#### WRITTEN PROBLEM:
Can you reproduce the data beneath, keeping every line exact?
◆ ◆ ◆
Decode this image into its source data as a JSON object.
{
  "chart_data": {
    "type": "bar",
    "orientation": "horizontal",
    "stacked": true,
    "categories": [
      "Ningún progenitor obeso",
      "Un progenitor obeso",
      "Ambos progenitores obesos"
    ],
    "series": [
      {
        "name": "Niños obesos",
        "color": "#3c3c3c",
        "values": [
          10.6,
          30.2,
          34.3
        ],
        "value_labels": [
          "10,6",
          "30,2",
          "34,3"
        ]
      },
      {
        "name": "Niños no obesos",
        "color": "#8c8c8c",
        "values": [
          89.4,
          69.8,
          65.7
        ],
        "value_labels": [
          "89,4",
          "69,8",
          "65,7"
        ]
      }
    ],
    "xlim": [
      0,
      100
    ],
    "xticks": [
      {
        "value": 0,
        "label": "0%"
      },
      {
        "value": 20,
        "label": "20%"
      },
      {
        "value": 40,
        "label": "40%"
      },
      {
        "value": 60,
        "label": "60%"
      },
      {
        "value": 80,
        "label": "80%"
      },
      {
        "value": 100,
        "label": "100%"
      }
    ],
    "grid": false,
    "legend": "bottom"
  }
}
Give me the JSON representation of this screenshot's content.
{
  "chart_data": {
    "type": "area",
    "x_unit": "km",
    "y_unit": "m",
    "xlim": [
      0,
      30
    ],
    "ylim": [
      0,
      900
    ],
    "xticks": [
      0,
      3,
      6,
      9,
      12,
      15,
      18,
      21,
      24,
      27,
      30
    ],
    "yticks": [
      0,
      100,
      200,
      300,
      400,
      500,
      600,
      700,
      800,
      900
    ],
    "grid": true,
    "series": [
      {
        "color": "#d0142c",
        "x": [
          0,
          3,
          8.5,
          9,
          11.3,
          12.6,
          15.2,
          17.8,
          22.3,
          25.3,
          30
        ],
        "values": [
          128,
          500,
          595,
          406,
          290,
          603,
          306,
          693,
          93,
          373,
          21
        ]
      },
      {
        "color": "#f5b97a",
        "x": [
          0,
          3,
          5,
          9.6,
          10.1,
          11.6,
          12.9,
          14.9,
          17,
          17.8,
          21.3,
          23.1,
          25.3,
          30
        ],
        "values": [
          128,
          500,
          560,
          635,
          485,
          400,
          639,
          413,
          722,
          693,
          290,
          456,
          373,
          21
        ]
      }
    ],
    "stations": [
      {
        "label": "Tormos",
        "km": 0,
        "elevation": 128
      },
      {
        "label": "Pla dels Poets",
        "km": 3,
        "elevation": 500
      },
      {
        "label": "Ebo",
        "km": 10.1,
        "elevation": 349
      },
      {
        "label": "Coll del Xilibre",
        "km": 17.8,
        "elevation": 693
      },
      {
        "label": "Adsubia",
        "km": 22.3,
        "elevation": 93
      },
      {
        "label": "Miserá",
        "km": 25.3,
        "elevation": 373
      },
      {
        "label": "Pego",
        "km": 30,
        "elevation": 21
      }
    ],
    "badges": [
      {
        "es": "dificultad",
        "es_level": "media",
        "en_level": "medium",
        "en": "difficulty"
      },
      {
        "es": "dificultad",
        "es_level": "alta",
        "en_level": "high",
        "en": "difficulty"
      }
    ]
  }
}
◆ ◆ ◆
#### EXPECTED ANSWER:
Decode this image into its source data as a JSON object.
{
  "chart_data": {
    "type": "bar",
    "orientation": "horizontal",
    "stacked": true,
    "categories": [
      "Ningún progenitor obeso",
      "Un progenitor obeso",
      "Ambos progenitores obesos"
    ],
    "series": [
      {
        "name": "Niños obesos",
        "color": "#3c3c3c",
        "values": [
          10.6,
          30.2,
          34.3
        ],
        "value_labels": [
          "10,6",
          "30,2",
          "34,3"
        ]
      },
      {
        "name": "Niños no obesos",
        "color": "#8c8c8c",
        "values": [
          89.4,
          69.8,
          65.7
        ],
        "value_labels": [
          "89,4",
          "69,8",
          "65,7"
        ]
      }
    ],
    "xlim": [
      0,
      100
    ],
    "xticks": [
      {
        "value": 0,
        "label": "0%"
      },
      {
        "value": 20,
        "label": "20%"
      },
      {
        "value": 40,
        "label": "40%"
      },
      {
        "value": 60,
        "label": "60%"
      },
      {
        "value": 80,
        "label": "80%"
      },
      {
        "value": 100,
        "label": "100%"
      }
    ],
    "grid": false,
    "legend": "bottom"
  }
}
Give me the JSON representation of this screenshot's content.
{
  "chart_data": {
    "type": "area",
    "x_unit": "km",
    "y_unit": "m",
    "xlim": [
      0,
      30
    ],
    "ylim": [
      0,
      900
    ],
    "xticks": [
      0,
      3,
      6,
      9,
      12,
      15,
      18,
      21,
      24,
      27,
      30
    ],
    "yticks": [
      0,
      100,
      200,
      300,
      400,
      500,
      600,
      700,
      800,
      900
    ],
    "grid": true,
    "series": [
      {
        "color": "#d0142c",
        "x": [
          0,
          3,
          8.5,
          9,
          11.3,
          12.6,
          15.2,
          17.8,
          22.3,
          25.3,
          30
        ],
        "values": [
          128,
          500,
          595,
          406,
          290,
          603,
          306,
          693,
          93,
          373,
          21
        ]
      },
      {
        "color": "#f5b97a",
        "x": [
          0,
          3,
          5,
          9.6,
          10.1,
          11.6,
          12.9,
          14.9,
          17,
          17.8,
          21.3,
          23.1,
          25.3,
          30
        ],
        "values": [
          128,
          500,
          560,
          635,
          485,
          400,
          639,
          413,
          722,
          693,
          290,
          456,
          373,
          21
        ]
      }
    ],
    "stations": [
      {
        "label": "Tormos",
        "km": 0,
        "elevation": 128
      },
      {
        "label": "Pla dels Poets",
        "km": 3,
        "elevation": 500
      },
      {
        "label": "Ebo",
        "km": 10.1,
        "elevation": 349
      },
      {
        "label": "Coll del Xilibre",
        "km": 17.8,
        "elevation": 693
      },
      {
        "label": "Adsubia",
        "km": 22.3,
        "elevation": 93
      },
      {
        "label": "Miserá",
        "km": 25.3,
        "elevation": 373
      },
      {
        "label": "Pego",
        "km": 30,
        "elevation": 21
      }
    ],
    "badges": [
      {
        "es": "dificultad",
        "es_level": "media",
        "en_level": "medium",
        "en": "difficulty"
      },
      {
        "es": "dificultad",
        "es_level": "alta",
        "en_level": "high",
        "en": "difficulty"
      }
    ]
  }
}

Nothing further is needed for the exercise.